══ Given entries ══
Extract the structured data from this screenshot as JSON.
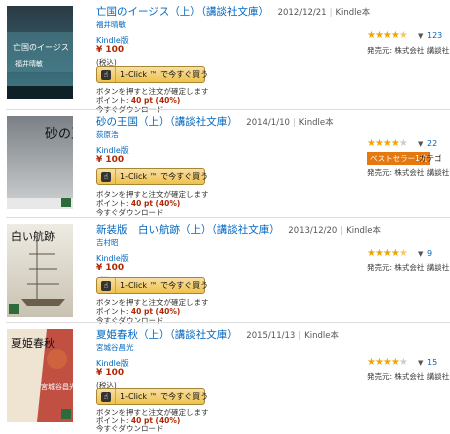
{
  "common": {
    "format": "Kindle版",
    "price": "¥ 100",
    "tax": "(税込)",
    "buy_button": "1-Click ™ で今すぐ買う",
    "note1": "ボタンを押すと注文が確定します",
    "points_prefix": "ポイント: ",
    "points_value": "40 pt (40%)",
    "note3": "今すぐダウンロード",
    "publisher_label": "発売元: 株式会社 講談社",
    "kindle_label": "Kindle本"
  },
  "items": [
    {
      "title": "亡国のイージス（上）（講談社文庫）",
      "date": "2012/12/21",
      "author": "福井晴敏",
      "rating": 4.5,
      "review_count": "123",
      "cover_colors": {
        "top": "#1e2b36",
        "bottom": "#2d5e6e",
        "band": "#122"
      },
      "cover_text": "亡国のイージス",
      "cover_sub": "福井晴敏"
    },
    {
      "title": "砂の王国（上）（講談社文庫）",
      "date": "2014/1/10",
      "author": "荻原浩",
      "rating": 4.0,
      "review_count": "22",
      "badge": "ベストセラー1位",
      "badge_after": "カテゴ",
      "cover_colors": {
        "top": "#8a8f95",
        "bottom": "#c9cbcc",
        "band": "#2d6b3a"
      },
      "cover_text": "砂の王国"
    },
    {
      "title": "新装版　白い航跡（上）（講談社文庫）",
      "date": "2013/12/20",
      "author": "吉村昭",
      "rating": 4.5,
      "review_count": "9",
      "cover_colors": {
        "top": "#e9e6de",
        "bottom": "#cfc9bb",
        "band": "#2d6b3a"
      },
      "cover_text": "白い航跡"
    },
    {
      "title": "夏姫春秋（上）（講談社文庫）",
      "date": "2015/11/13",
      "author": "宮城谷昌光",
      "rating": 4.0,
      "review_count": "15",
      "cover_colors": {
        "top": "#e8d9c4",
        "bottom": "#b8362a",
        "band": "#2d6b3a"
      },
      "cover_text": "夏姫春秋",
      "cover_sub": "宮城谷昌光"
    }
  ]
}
═══
Given instruction:
Find how many of the lines above have the word "講談社文庫" in them. State only that number.

Answer for this exercise:
4